══ STORED ROWS

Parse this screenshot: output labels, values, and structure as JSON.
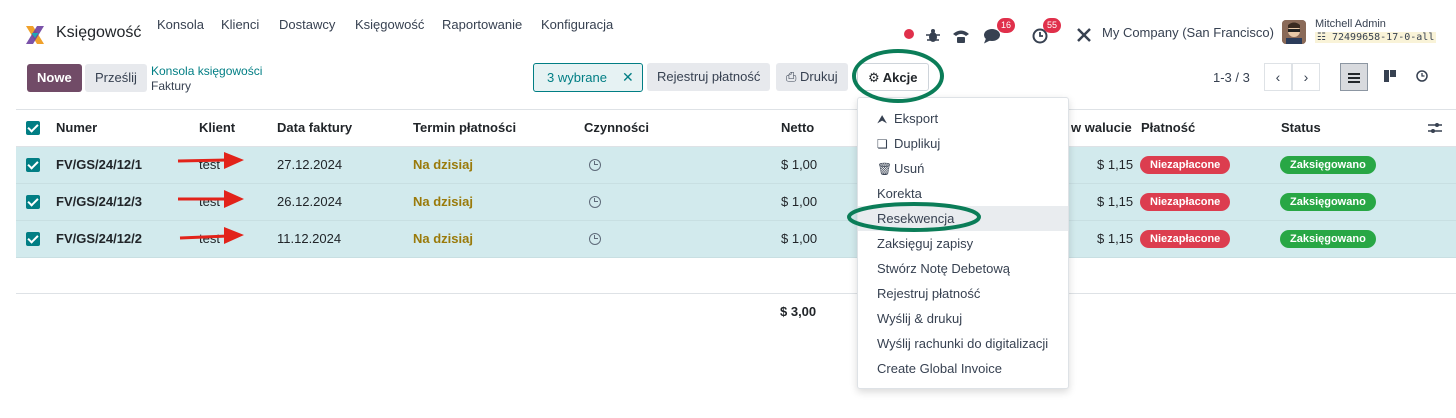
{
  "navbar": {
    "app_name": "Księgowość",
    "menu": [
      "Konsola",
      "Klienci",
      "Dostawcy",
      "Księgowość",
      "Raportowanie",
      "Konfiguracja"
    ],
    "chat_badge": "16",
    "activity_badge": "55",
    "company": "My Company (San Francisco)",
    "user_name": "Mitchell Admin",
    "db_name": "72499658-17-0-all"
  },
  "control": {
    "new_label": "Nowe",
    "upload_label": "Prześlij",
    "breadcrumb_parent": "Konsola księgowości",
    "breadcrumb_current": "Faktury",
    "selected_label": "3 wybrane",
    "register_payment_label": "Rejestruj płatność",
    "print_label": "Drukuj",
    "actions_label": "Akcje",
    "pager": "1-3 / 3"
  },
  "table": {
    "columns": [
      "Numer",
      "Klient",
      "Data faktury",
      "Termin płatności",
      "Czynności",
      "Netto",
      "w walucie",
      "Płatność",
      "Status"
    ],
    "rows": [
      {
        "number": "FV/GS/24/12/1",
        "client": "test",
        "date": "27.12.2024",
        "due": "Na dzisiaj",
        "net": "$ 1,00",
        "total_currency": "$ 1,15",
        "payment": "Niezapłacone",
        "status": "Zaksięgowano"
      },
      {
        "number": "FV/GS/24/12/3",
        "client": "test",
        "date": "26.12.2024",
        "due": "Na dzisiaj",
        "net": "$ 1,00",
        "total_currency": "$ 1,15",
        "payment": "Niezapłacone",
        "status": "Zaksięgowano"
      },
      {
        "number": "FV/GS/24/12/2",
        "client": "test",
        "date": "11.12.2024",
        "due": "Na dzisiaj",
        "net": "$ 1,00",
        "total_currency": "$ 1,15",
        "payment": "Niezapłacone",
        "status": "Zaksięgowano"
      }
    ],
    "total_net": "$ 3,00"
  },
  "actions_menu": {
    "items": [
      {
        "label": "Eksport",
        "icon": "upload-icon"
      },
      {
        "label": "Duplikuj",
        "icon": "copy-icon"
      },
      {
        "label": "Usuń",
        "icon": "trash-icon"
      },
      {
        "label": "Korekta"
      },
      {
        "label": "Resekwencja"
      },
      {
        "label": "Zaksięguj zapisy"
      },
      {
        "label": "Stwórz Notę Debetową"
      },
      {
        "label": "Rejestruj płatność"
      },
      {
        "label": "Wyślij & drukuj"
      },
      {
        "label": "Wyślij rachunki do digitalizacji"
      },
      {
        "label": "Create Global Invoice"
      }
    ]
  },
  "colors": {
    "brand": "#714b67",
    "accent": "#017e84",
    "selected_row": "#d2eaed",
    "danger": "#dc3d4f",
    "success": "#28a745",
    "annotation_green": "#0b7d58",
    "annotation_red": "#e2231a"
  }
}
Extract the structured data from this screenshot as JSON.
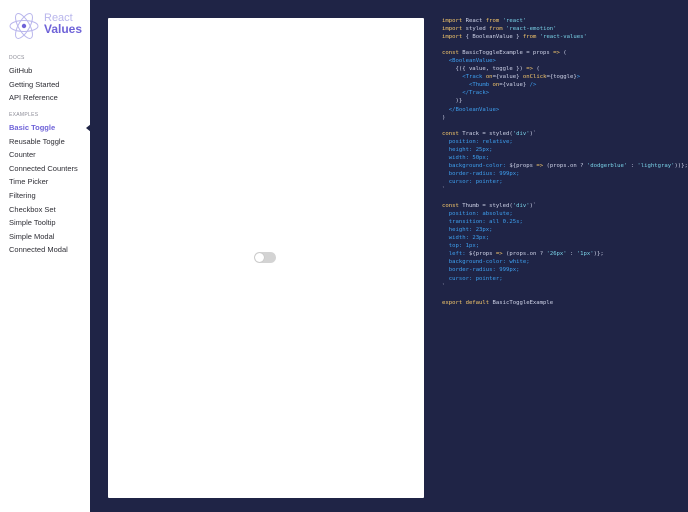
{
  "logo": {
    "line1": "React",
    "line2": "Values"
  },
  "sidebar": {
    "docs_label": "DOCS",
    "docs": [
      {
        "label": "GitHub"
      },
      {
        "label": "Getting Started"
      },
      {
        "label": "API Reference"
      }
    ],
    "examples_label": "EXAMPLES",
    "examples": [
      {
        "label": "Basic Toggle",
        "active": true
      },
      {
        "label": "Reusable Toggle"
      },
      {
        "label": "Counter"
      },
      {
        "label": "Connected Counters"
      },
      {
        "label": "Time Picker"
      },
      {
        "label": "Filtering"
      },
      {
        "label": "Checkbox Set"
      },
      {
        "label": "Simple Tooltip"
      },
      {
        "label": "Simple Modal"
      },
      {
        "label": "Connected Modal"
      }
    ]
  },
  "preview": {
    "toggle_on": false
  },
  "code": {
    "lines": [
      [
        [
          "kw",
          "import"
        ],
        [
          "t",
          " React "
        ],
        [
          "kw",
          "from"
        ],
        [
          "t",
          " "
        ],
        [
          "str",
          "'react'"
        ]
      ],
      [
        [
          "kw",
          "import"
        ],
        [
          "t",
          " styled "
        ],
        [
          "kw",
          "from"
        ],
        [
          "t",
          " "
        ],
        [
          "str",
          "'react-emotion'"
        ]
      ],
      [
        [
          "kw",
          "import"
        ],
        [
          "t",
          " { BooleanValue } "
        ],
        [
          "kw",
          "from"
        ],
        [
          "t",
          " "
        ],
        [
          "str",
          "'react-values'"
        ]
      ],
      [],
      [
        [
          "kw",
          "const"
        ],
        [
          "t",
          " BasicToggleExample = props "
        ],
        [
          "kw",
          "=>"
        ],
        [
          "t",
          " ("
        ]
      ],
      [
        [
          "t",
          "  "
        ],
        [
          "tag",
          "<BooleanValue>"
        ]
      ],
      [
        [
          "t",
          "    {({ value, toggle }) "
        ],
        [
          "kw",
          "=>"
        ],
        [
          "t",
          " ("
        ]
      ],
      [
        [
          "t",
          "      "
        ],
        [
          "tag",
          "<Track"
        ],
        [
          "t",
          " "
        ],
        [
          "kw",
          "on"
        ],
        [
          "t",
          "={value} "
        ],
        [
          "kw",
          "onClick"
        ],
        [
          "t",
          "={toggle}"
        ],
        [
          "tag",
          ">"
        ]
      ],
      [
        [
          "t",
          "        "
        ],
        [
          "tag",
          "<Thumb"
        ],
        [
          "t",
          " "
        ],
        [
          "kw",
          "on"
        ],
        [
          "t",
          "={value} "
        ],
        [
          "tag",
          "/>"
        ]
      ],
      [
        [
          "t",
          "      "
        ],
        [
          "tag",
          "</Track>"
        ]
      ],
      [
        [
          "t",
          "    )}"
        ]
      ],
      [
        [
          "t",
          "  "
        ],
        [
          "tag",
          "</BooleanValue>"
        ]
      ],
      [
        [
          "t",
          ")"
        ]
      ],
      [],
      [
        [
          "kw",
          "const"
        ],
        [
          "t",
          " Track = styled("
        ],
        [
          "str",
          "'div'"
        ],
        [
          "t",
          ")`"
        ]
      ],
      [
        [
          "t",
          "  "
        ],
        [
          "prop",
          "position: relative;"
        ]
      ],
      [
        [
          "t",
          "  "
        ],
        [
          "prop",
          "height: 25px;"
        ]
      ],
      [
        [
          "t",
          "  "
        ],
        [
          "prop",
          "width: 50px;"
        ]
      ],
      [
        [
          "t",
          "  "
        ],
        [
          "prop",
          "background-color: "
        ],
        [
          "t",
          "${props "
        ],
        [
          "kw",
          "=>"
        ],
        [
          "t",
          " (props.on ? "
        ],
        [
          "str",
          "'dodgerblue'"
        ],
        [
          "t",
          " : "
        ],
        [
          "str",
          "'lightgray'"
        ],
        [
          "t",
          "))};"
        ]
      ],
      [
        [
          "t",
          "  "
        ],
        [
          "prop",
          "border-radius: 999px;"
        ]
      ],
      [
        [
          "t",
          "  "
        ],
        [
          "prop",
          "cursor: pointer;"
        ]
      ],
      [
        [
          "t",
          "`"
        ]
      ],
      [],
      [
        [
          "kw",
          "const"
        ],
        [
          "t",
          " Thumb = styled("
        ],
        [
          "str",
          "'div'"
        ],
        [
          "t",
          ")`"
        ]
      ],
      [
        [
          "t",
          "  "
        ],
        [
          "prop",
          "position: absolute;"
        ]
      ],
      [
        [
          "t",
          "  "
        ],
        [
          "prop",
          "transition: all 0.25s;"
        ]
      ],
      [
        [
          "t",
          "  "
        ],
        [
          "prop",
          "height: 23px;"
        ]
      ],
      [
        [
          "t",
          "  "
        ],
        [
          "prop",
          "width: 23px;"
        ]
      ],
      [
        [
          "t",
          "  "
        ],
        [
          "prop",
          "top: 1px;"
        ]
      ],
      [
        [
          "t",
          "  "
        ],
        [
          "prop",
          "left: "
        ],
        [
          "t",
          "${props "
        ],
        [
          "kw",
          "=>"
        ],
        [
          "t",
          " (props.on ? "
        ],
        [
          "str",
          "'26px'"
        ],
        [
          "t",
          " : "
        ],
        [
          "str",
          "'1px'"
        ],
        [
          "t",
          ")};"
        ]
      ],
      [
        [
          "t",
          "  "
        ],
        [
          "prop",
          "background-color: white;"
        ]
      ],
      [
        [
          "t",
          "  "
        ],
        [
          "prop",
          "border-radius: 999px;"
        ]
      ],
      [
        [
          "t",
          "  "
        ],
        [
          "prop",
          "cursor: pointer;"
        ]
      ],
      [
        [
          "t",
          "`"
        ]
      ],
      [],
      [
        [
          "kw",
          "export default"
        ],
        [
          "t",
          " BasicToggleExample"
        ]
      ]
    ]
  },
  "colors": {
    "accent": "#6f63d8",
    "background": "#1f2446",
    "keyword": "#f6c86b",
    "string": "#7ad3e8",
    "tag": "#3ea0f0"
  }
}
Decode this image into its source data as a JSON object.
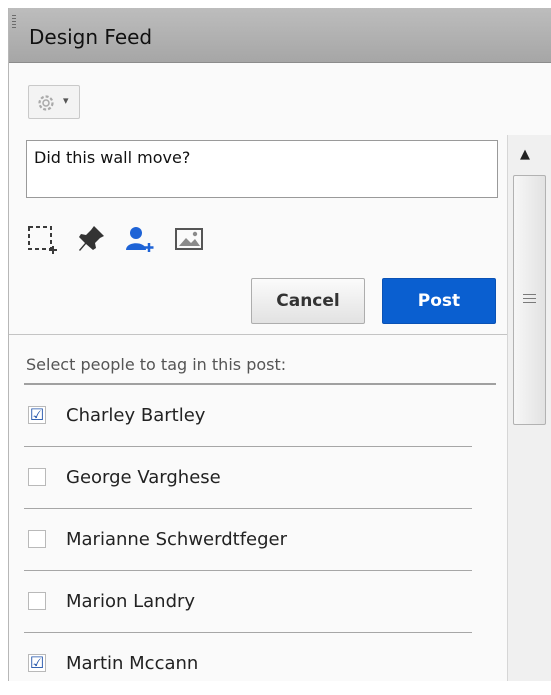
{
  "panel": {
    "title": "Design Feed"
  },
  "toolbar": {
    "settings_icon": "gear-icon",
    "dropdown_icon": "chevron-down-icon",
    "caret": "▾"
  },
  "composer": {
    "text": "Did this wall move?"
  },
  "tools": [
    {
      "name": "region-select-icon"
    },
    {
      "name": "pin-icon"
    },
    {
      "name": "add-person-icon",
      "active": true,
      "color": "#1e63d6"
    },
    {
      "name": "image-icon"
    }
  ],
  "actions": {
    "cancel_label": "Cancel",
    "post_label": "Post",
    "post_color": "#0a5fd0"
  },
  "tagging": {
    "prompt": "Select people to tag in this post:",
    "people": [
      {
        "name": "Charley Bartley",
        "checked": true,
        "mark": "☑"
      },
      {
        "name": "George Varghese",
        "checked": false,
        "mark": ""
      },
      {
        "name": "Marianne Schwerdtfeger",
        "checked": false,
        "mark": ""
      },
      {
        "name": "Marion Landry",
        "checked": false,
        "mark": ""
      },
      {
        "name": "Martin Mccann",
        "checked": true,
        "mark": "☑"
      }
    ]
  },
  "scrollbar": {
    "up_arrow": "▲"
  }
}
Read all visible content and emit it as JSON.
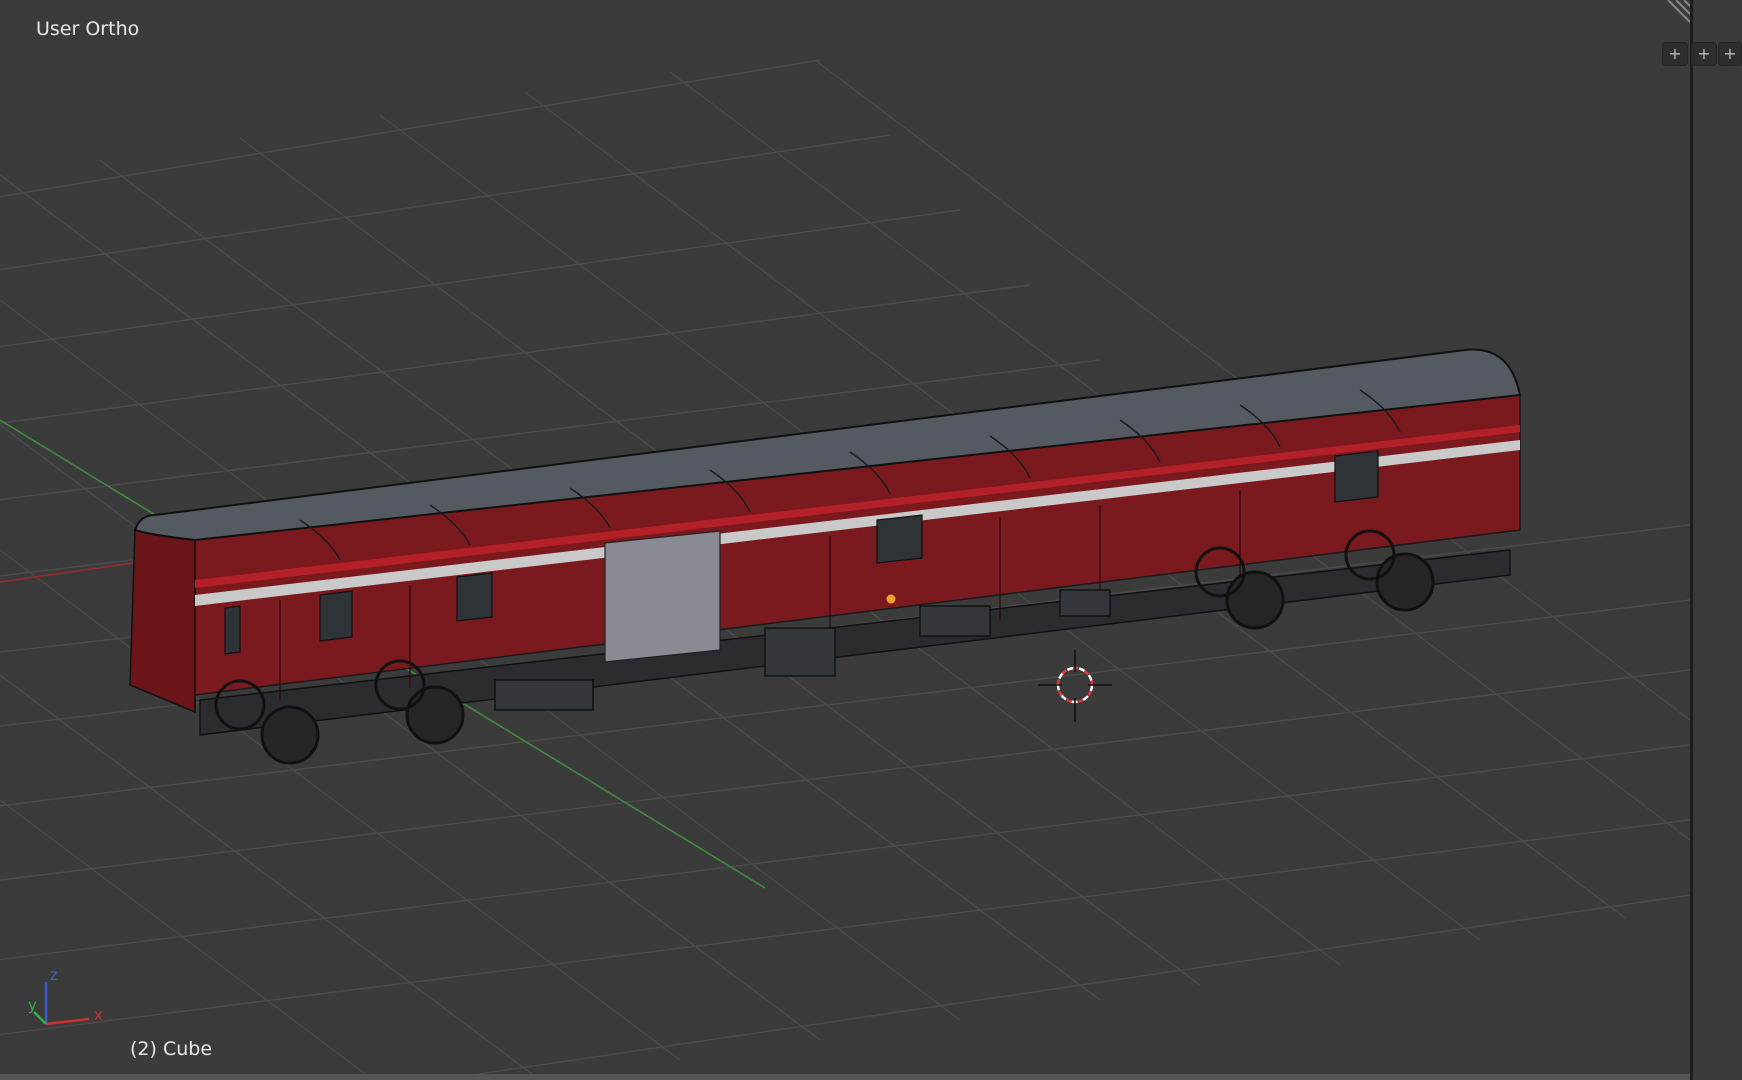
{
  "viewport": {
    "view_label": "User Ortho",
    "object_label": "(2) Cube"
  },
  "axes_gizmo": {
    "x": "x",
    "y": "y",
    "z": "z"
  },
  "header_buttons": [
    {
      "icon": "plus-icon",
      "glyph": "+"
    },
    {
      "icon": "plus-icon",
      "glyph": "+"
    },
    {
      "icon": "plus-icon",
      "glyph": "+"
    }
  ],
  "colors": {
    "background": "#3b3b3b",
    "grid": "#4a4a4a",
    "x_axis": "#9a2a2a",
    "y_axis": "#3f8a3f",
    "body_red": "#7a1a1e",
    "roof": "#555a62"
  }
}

════

GOAL:
Pick out each line containing "position" and report it.

EXPECTED ANSWER:
          "position: relative;"
          "position: absolute;"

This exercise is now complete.